● **Available data**:
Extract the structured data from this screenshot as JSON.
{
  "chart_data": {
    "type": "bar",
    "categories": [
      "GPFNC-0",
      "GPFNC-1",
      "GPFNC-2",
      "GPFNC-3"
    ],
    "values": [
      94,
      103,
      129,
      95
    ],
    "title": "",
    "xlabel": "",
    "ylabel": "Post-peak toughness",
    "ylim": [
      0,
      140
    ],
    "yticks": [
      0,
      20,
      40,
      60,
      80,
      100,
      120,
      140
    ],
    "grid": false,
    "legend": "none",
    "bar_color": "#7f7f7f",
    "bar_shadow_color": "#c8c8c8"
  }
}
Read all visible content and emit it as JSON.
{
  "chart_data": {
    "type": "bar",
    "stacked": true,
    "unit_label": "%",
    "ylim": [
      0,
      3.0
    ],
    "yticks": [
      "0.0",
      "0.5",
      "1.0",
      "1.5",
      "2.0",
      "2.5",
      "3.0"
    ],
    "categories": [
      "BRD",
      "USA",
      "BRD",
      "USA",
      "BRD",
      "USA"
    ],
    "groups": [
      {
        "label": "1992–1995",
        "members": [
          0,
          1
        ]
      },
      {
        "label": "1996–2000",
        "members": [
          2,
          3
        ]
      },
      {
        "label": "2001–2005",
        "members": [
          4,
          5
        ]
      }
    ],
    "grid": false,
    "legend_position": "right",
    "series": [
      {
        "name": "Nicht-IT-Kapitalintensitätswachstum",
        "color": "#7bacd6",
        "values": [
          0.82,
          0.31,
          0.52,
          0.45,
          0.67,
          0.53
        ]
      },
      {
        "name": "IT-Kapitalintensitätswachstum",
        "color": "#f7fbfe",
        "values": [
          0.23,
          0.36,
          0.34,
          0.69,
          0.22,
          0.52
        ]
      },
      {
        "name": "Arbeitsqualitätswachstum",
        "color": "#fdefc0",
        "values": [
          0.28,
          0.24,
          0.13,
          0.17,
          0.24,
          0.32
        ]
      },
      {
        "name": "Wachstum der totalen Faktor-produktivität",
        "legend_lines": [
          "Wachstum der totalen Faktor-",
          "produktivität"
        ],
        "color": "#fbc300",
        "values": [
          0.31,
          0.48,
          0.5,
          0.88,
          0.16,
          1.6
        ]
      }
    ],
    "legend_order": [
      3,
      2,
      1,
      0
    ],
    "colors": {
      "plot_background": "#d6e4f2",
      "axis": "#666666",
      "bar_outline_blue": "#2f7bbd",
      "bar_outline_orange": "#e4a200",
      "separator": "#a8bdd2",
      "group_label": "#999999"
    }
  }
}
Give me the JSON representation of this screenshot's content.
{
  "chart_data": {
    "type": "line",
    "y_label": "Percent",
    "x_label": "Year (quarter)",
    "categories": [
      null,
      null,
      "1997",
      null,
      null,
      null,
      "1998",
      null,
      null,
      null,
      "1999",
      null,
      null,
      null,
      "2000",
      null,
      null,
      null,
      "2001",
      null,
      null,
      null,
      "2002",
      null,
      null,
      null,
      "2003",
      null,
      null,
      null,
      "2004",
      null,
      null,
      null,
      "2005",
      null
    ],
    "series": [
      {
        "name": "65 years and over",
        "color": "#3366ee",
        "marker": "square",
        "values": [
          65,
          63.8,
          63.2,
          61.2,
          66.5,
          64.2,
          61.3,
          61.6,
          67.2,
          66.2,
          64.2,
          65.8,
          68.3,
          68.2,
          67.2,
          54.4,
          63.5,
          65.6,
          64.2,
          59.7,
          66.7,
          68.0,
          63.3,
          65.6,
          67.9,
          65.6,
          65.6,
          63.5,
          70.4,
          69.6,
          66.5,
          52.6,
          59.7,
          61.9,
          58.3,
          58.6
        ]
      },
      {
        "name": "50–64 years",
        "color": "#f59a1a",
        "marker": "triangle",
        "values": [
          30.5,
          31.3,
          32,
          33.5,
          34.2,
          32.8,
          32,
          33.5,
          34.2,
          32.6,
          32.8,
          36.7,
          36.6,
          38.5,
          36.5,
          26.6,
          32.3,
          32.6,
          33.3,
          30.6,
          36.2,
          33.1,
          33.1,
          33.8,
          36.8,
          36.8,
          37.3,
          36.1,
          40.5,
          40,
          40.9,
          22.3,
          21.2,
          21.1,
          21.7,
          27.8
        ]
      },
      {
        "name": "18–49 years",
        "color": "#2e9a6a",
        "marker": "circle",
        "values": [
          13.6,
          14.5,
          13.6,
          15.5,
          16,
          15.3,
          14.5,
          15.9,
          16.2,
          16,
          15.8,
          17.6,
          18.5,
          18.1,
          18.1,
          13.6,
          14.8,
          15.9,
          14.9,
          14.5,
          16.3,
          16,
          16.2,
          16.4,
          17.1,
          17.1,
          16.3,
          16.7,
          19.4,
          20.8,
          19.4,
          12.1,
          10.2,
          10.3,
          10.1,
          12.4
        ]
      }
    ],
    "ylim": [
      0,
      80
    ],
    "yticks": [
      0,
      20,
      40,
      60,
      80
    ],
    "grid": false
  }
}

● **Set problem**:
Output the entries verbatim.

● **Solution to this exercise**:
Extract the structured data from this screenshot as JSON.
{
  "chart_data": {
    "type": "bar",
    "categories": [
      "GPFNC-0",
      "GPFNC-1",
      "GPFNC-2",
      "GPFNC-3"
    ],
    "values": [
      94,
      103,
      129,
      95
    ],
    "title": "",
    "xlabel": "",
    "ylabel": "Post-peak toughness",
    "ylim": [
      0,
      140
    ],
    "yticks": [
      0,
      20,
      40,
      60,
      80,
      100,
      120,
      140
    ],
    "grid": false,
    "legend": "none",
    "bar_color": "#7f7f7f",
    "bar_shadow_color": "#c8c8c8"
  }
}
Read all visible content and emit it as JSON.
{
  "chart_data": {
    "type": "bar",
    "stacked": true,
    "unit_label": "%",
    "ylim": [
      0,
      3.0
    ],
    "yticks": [
      "0.0",
      "0.5",
      "1.0",
      "1.5",
      "2.0",
      "2.5",
      "3.0"
    ],
    "categories": [
      "BRD",
      "USA",
      "BRD",
      "USA",
      "BRD",
      "USA"
    ],
    "groups": [
      {
        "label": "1992–1995",
        "members": [
          0,
          1
        ]
      },
      {
        "label": "1996–2000",
        "members": [
          2,
          3
        ]
      },
      {
        "label": "2001–2005",
        "members": [
          4,
          5
        ]
      }
    ],
    "grid": false,
    "legend_position": "right",
    "series": [
      {
        "name": "Nicht-IT-Kapitalintensitätswachstum",
        "color": "#7bacd6",
        "values": [
          0.82,
          0.31,
          0.52,
          0.45,
          0.67,
          0.53
        ]
      },
      {
        "name": "IT-Kapitalintensitätswachstum",
        "color": "#f7fbfe",
        "values": [
          0.23,
          0.36,
          0.34,
          0.69,
          0.22,
          0.52
        ]
      },
      {
        "name": "Arbeitsqualitätswachstum",
        "color": "#fdefc0",
        "values": [
          0.28,
          0.24,
          0.13,
          0.17,
          0.24,
          0.32
        ]
      },
      {
        "name": "Wachstum der totalen Faktor-produktivität",
        "legend_lines": [
          "Wachstum der totalen Faktor-",
          "produktivität"
        ],
        "color": "#fbc300",
        "values": [
          0.31,
          0.48,
          0.5,
          0.88,
          0.16,
          1.6
        ]
      }
    ],
    "legend_order": [
      3,
      2,
      1,
      0
    ],
    "colors": {
      "plot_background": "#d6e4f2",
      "axis": "#666666",
      "bar_outline_blue": "#2f7bbd",
      "bar_outline_orange": "#e4a200",
      "separator": "#a8bdd2",
      "group_label": "#999999"
    }
  }
}
Give me the JSON representation of this screenshot's content.
{
  "chart_data": {
    "type": "line",
    "y_label": "Percent",
    "x_label": "Year (quarter)",
    "categories": [
      null,
      null,
      "1997",
      null,
      null,
      null,
      "1998",
      null,
      null,
      null,
      "1999",
      null,
      null,
      null,
      "2000",
      null,
      null,
      null,
      "2001",
      null,
      null,
      null,
      "2002",
      null,
      null,
      null,
      "2003",
      null,
      null,
      null,
      "2004",
      null,
      null,
      null,
      "2005",
      null
    ],
    "series": [
      {
        "name": "65 years and over",
        "color": "#3366ee",
        "marker": "square",
        "values": [
          65,
          63.8,
          63.2,
          61.2,
          66.5,
          64.2,
          61.3,
          61.6,
          67.2,
          66.2,
          64.2,
          65.8,
          68.3,
          68.2,
          67.2,
          54.4,
          63.5,
          65.6,
          64.2,
          59.7,
          66.7,
          68.0,
          63.3,
          65.6,
          67.9,
          65.6,
          65.6,
          63.5,
          70.4,
          69.6,
          66.5,
          52.6,
          59.7,
          61.9,
          58.3,
          58.6
        ]
      },
      {
        "name": "50–64 years",
        "color": "#f59a1a",
        "marker": "triangle",
        "values": [
          30.5,
          31.3,
          32,
          33.5,
          34.2,
          32.8,
          32,
          33.5,
          34.2,
          32.6,
          32.8,
          36.7,
          36.6,
          38.5,
          36.5,
          26.6,
          32.3,
          32.6,
          33.3,
          30.6,
          36.2,
          33.1,
          33.1,
          33.8,
          36.8,
          36.8,
          37.3,
          36.1,
          40.5,
          40,
          40.9,
          22.3,
          21.2,
          21.1,
          21.7,
          27.8
        ]
      },
      {
        "name": "18–49 years",
        "color": "#2e9a6a",
        "marker": "circle",
        "values": [
          13.6,
          14.5,
          13.6,
          15.5,
          16,
          15.3,
          14.5,
          15.9,
          16.2,
          16,
          15.8,
          17.6,
          18.5,
          18.1,
          18.1,
          13.6,
          14.8,
          15.9,
          14.9,
          14.5,
          16.3,
          16,
          16.2,
          16.4,
          17.1,
          17.1,
          16.3,
          16.7,
          19.4,
          20.8,
          19.4,
          12.1,
          10.2,
          10.3,
          10.1,
          12.4
        ]
      }
    ],
    "ylim": [
      0,
      80
    ],
    "yticks": [
      0,
      20,
      40,
      60,
      80
    ],
    "grid": false
  }
}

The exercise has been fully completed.